(Bounding box annotations)
----------
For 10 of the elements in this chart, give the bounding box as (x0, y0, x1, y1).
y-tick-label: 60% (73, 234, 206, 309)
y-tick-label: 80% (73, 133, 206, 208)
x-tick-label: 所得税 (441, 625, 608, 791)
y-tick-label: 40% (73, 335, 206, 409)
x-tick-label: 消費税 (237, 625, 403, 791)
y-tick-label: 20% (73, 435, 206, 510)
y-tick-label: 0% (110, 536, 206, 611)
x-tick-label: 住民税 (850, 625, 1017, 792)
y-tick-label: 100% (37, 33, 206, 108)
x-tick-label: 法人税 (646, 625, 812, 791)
----------
## Given problem
Copy the material above line for line, changing nothing.

## Worked solution
For 10 of the elements in this chart, give the bounding box as (x0, y0, x1, y1).
y-tick-label: 60% (73, 234, 206, 309)
y-tick-label: 80% (73, 133, 206, 208)
x-tick-label: 所得税 (441, 625, 608, 791)
y-tick-label: 40% (73, 335, 206, 409)
x-tick-label: 消費税 (237, 625, 403, 791)
y-tick-label: 20% (73, 435, 206, 510)
y-tick-label: 0% (110, 536, 206, 611)
x-tick-label: 住民税 (850, 625, 1017, 792)
y-tick-label: 100% (37, 33, 206, 108)
x-tick-label: 法人税 (646, 625, 812, 791)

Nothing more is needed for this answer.